▸ **Given records**
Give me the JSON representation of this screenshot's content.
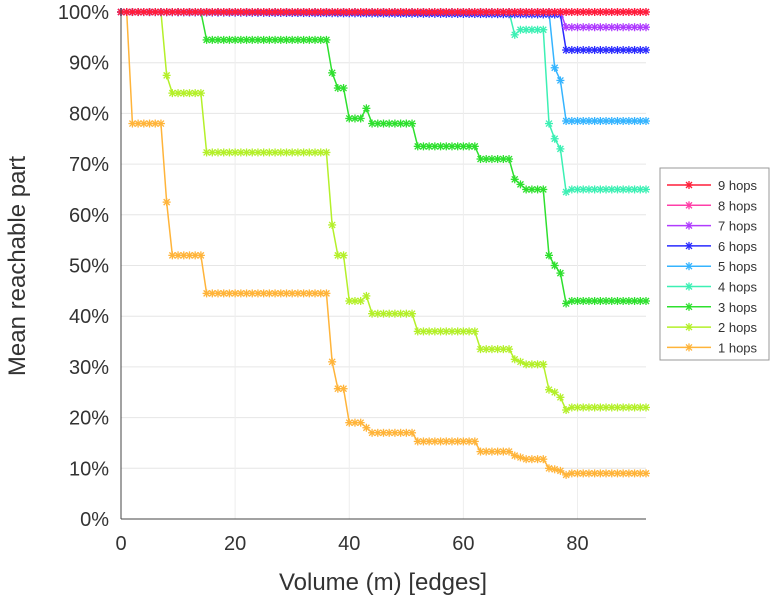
{
  "chart_data": {
    "type": "line",
    "title": "",
    "xlabel": "Volume (m) [edges]",
    "ylabel": "Mean reachable part",
    "xlim": [
      0,
      92
    ],
    "ylim": [
      0,
      100
    ],
    "xticks": [
      "0",
      "20",
      "40",
      "60",
      "80"
    ],
    "xtick_values": [
      0,
      20,
      40,
      60,
      80
    ],
    "yticks": [
      "0%",
      "10%",
      "20%",
      "30%",
      "40%",
      "50%",
      "60%",
      "70%",
      "80%",
      "90%",
      "100%"
    ],
    "ytick_values": [
      0,
      10,
      20,
      30,
      40,
      50,
      60,
      70,
      80,
      90,
      100
    ],
    "grid": true,
    "legend_position": "right",
    "series": [
      {
        "name": "9 hops",
        "color": "#ff1f3a",
        "points": [
          [
            0,
            100
          ],
          [
            92,
            100
          ]
        ]
      },
      {
        "name": "8 hops",
        "color": "#ff3fa8",
        "points": [
          [
            0,
            100
          ],
          [
            92,
            100
          ]
        ]
      },
      {
        "name": "7 hops",
        "color": "#b03cff",
        "points": [
          [
            0,
            100
          ],
          [
            77,
            100
          ],
          [
            78,
            97
          ],
          [
            92,
            97
          ]
        ]
      },
      {
        "name": "6 hops",
        "color": "#2a2aff",
        "points": [
          [
            0,
            100
          ],
          [
            77,
            99.5
          ],
          [
            78,
            92.5
          ],
          [
            92,
            92.5
          ]
        ]
      },
      {
        "name": "5 hops",
        "color": "#35b4ff",
        "points": [
          [
            0,
            100
          ],
          [
            75,
            100
          ],
          [
            76,
            89
          ],
          [
            77,
            86.5
          ],
          [
            78,
            78.5
          ],
          [
            92,
            78.5
          ]
        ]
      },
      {
        "name": "4 hops",
        "color": "#3cf0b4",
        "points": [
          [
            0,
            100
          ],
          [
            68,
            100
          ],
          [
            69,
            95.5
          ],
          [
            70,
            96.5
          ],
          [
            74,
            96.5
          ],
          [
            75,
            78
          ],
          [
            76,
            75
          ],
          [
            77,
            73
          ],
          [
            78,
            64.5
          ],
          [
            79,
            65
          ],
          [
            92,
            65
          ]
        ]
      },
      {
        "name": "3 hops",
        "color": "#2ee02e",
        "points": [
          [
            0,
            100
          ],
          [
            14,
            100
          ],
          [
            15,
            94.5
          ],
          [
            36,
            94.5
          ],
          [
            37,
            88
          ],
          [
            38,
            85
          ],
          [
            39,
            85
          ],
          [
            40,
            79
          ],
          [
            42,
            79
          ],
          [
            43,
            81
          ],
          [
            44,
            78
          ],
          [
            51,
            78
          ],
          [
            52,
            73.5
          ],
          [
            62,
            73.5
          ],
          [
            63,
            71
          ],
          [
            68,
            71
          ],
          [
            69,
            67
          ],
          [
            70,
            66
          ],
          [
            71,
            65
          ],
          [
            74,
            65
          ],
          [
            75,
            52
          ],
          [
            76,
            50
          ],
          [
            77,
            48.5
          ],
          [
            78,
            42.5
          ],
          [
            79,
            43
          ],
          [
            92,
            43
          ]
        ]
      },
      {
        "name": "2 hops",
        "color": "#b4f02a",
        "points": [
          [
            0,
            100
          ],
          [
            7,
            100
          ],
          [
            8,
            87.5
          ],
          [
            9,
            84
          ],
          [
            14,
            84
          ],
          [
            15,
            72.3
          ],
          [
            36,
            72.3
          ],
          [
            37,
            58
          ],
          [
            38,
            52
          ],
          [
            39,
            52
          ],
          [
            40,
            43
          ],
          [
            42,
            43
          ],
          [
            43,
            44
          ],
          [
            44,
            40.5
          ],
          [
            51,
            40.5
          ],
          [
            52,
            37
          ],
          [
            62,
            37
          ],
          [
            63,
            33.5
          ],
          [
            68,
            33.5
          ],
          [
            69,
            31.5
          ],
          [
            70,
            31
          ],
          [
            71,
            30.5
          ],
          [
            74,
            30.5
          ],
          [
            75,
            25.5
          ],
          [
            76,
            25
          ],
          [
            77,
            24
          ],
          [
            78,
            21.5
          ],
          [
            79,
            22
          ],
          [
            92,
            22
          ]
        ]
      },
      {
        "name": "1 hops",
        "color": "#ffb43a",
        "points": [
          [
            0,
            100
          ],
          [
            1,
            100
          ],
          [
            2,
            78
          ],
          [
            7,
            78
          ],
          [
            8,
            62.5
          ],
          [
            9,
            52
          ],
          [
            14,
            52
          ],
          [
            15,
            44.5
          ],
          [
            36,
            44.5
          ],
          [
            37,
            31
          ],
          [
            38,
            25.7
          ],
          [
            39,
            25.7
          ],
          [
            40,
            19
          ],
          [
            42,
            19
          ],
          [
            43,
            18
          ],
          [
            44,
            17
          ],
          [
            51,
            17
          ],
          [
            52,
            15.3
          ],
          [
            62,
            15.3
          ],
          [
            63,
            13.3
          ],
          [
            68,
            13.3
          ],
          [
            69,
            12.5
          ],
          [
            71,
            11.8
          ],
          [
            74,
            11.8
          ],
          [
            75,
            10
          ],
          [
            76,
            9.8
          ],
          [
            77,
            9.5
          ],
          [
            78,
            8.7
          ],
          [
            79,
            9
          ],
          [
            92,
            9
          ]
        ]
      }
    ]
  }
}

▸ **Exercise requirements**
Show the lines of the material that contain the word "hops".

▸ **Exercise output**
        "name": "9 hops",
        "name": "8 hops",
        "name": "7 hops",
        "name": "6 hops",
        "name": "5 hops",
        "name": "4 hops",
        "name": "3 hops",
        "name": "2 hops",
        "name": "1 hops",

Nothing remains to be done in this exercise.